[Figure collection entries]
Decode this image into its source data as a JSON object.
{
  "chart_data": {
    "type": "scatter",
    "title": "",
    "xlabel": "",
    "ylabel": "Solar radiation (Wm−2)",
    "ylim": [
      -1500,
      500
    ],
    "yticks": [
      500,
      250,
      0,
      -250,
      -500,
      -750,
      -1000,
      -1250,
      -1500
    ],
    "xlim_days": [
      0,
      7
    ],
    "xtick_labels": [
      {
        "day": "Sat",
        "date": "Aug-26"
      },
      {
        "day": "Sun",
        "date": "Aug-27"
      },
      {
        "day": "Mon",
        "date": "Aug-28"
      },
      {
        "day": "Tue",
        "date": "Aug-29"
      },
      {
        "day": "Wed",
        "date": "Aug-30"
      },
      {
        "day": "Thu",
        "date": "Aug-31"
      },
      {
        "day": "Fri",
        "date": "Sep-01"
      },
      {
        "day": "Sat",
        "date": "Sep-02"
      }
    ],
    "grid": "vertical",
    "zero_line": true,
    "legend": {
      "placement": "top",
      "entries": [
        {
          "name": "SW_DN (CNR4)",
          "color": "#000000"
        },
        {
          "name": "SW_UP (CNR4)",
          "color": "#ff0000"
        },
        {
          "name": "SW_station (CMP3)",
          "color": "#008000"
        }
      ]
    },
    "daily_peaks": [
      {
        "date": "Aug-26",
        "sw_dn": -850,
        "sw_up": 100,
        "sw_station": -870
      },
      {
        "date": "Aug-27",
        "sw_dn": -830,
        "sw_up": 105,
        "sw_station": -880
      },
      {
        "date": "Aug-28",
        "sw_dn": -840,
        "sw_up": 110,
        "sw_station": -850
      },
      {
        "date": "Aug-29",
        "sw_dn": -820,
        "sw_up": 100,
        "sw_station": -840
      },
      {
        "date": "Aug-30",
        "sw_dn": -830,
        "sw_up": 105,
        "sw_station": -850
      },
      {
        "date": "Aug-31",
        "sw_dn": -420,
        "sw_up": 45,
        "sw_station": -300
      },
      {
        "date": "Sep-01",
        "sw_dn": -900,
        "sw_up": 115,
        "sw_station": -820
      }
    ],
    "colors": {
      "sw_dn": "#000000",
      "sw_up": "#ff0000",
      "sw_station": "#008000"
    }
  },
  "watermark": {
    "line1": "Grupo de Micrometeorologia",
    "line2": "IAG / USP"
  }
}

**Exercise objective**
All of the entries should be written out again exactly.

**Task answer**
Decode this image into its source data as a JSON object.
{
  "chart_data": {
    "type": "scatter",
    "title": "",
    "xlabel": "",
    "ylabel": "Solar radiation (Wm−2)",
    "ylim": [
      -1500,
      500
    ],
    "yticks": [
      500,
      250,
      0,
      -250,
      -500,
      -750,
      -1000,
      -1250,
      -1500
    ],
    "xlim_days": [
      0,
      7
    ],
    "xtick_labels": [
      {
        "day": "Sat",
        "date": "Aug-26"
      },
      {
        "day": "Sun",
        "date": "Aug-27"
      },
      {
        "day": "Mon",
        "date": "Aug-28"
      },
      {
        "day": "Tue",
        "date": "Aug-29"
      },
      {
        "day": "Wed",
        "date": "Aug-30"
      },
      {
        "day": "Thu",
        "date": "Aug-31"
      },
      {
        "day": "Fri",
        "date": "Sep-01"
      },
      {
        "day": "Sat",
        "date": "Sep-02"
      }
    ],
    "grid": "vertical",
    "zero_line": true,
    "legend": {
      "placement": "top",
      "entries": [
        {
          "name": "SW_DN (CNR4)",
          "color": "#000000"
        },
        {
          "name": "SW_UP (CNR4)",
          "color": "#ff0000"
        },
        {
          "name": "SW_station (CMP3)",
          "color": "#008000"
        }
      ]
    },
    "daily_peaks": [
      {
        "date": "Aug-26",
        "sw_dn": -850,
        "sw_up": 100,
        "sw_station": -870
      },
      {
        "date": "Aug-27",
        "sw_dn": -830,
        "sw_up": 105,
        "sw_station": -880
      },
      {
        "date": "Aug-28",
        "sw_dn": -840,
        "sw_up": 110,
        "sw_station": -850
      },
      {
        "date": "Aug-29",
        "sw_dn": -820,
        "sw_up": 100,
        "sw_station": -840
      },
      {
        "date": "Aug-30",
        "sw_dn": -830,
        "sw_up": 105,
        "sw_station": -850
      },
      {
        "date": "Aug-31",
        "sw_dn": -420,
        "sw_up": 45,
        "sw_station": -300
      },
      {
        "date": "Sep-01",
        "sw_dn": -900,
        "sw_up": 115,
        "sw_station": -820
      }
    ],
    "colors": {
      "sw_dn": "#000000",
      "sw_up": "#ff0000",
      "sw_station": "#008000"
    }
  },
  "watermark": {
    "line1": "Grupo de Micrometeorologia",
    "line2": "IAG / USP"
  }
}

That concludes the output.